Set exercise:
Make an exact copy of the listing below.
··· Source material
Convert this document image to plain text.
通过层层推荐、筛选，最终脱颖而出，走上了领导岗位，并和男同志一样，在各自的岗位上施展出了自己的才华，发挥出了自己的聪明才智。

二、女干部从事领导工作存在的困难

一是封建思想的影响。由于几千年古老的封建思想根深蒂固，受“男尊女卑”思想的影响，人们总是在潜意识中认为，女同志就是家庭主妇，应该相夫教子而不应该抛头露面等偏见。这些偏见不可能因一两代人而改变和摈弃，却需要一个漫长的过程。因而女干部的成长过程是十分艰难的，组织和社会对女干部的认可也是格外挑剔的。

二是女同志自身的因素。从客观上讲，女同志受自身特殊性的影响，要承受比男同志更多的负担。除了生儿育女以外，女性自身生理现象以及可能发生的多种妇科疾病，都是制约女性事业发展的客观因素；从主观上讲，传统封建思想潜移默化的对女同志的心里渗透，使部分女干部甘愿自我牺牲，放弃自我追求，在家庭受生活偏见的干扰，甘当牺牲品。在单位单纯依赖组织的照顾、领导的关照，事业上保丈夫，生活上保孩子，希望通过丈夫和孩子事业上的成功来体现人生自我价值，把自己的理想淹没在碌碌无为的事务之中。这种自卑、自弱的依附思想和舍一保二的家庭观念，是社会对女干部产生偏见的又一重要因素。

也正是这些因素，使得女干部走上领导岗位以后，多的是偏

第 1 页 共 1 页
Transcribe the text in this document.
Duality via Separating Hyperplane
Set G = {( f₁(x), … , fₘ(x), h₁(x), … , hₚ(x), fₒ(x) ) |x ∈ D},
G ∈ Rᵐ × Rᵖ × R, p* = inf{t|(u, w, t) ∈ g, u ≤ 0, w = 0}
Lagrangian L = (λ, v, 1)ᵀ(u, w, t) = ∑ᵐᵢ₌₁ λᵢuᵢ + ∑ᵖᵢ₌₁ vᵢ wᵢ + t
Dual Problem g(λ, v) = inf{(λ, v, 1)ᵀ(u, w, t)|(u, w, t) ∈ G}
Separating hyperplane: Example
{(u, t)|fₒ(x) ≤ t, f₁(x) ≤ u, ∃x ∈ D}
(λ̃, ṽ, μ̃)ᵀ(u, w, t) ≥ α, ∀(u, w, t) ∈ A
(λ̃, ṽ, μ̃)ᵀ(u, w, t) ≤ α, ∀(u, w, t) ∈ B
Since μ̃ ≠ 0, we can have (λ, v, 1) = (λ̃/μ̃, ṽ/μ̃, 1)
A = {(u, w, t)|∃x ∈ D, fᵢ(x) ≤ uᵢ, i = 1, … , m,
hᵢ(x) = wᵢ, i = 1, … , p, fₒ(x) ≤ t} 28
······
Exercise output:
Convert this document image to plain text.
通过层层推荐、筛选，最终脱颖而出，走上了领导岗位，并和男同志一样，在各自的岗位上施展出了自己的才华，发挥出了自己的聪明才智。

二、女干部从事领导工作存在的困难

一是封建思想的影响。由于几千年古老的封建思想根深蒂固，受“男尊女卑”思想的影响，人们总是在潜意识中认为，女同志就是家庭主妇，应该相夫教子而不应该抛头露面等偏见。这些偏见不可能因一两代人而改变和摈弃，却需要一个漫长的过程。因而女干部的成长过程是十分艰难的，组织和社会对女干部的认可也是格外挑剔的。

二是女同志自身的因素。从客观上讲，女同志受自身特殊性的影响，要承受比男同志更多的负担。除了生儿育女以外，女性自身生理现象以及可能发生的多种妇科疾病，都是制约女性事业发展的客观因素；从主观上讲，传统封建思想潜移默化的对女同志的心里渗透，使部分女干部甘愿自我牺牲，放弃自我追求，在家庭受生活偏见的干扰，甘当牺牲品。在单位单纯依赖组织的照顾、领导的关照，事业上保丈夫，生活上保孩子，希望通过丈夫和孩子事业上的成功来体现人生自我价值，把自己的理想淹没在碌碌无为的事务之中。这种自卑、自弱的依附思想和舍一保二的家庭观念，是社会对女干部产生偏见的又一重要因素。

也正是这些因素，使得女干部走上领导岗位以后，多的是偏

第 1 页 共 1 页
Transcribe the text in this document.
Duality via Separating Hyperplane
Set G = {( f₁(x), … , fₘ(x), h₁(x), … , hₚ(x), fₒ(x) ) |x ∈ D},
G ∈ Rᵐ × Rᵖ × R, p* = inf{t|(u, w, t) ∈ g, u ≤ 0, w = 0}
Lagrangian L = (λ, v, 1)ᵀ(u, w, t) = ∑ᵐᵢ₌₁ λᵢuᵢ + ∑ᵖᵢ₌₁ vᵢ wᵢ + t
Dual Problem g(λ, v) = inf{(λ, v, 1)ᵀ(u, w, t)|(u, w, t) ∈ G}
Separating hyperplane: Example
{(u, t)|fₒ(x) ≤ t, f₁(x) ≤ u, ∃x ∈ D}
(λ̃, ṽ, μ̃)ᵀ(u, w, t) ≥ α, ∀(u, w, t) ∈ A
(λ̃, ṽ, μ̃)ᵀ(u, w, t) ≤ α, ∀(u, w, t) ∈ B
Since μ̃ ≠ 0, we can have (λ, v, 1) = (λ̃/μ̃, ṽ/μ̃, 1)
A = {(u, w, t)|∃x ∈ D, fᵢ(x) ≤ uᵢ, i = 1, … , m,
hᵢ(x) = wᵢ, i = 1, … , p, fₒ(x) ≤ t} 28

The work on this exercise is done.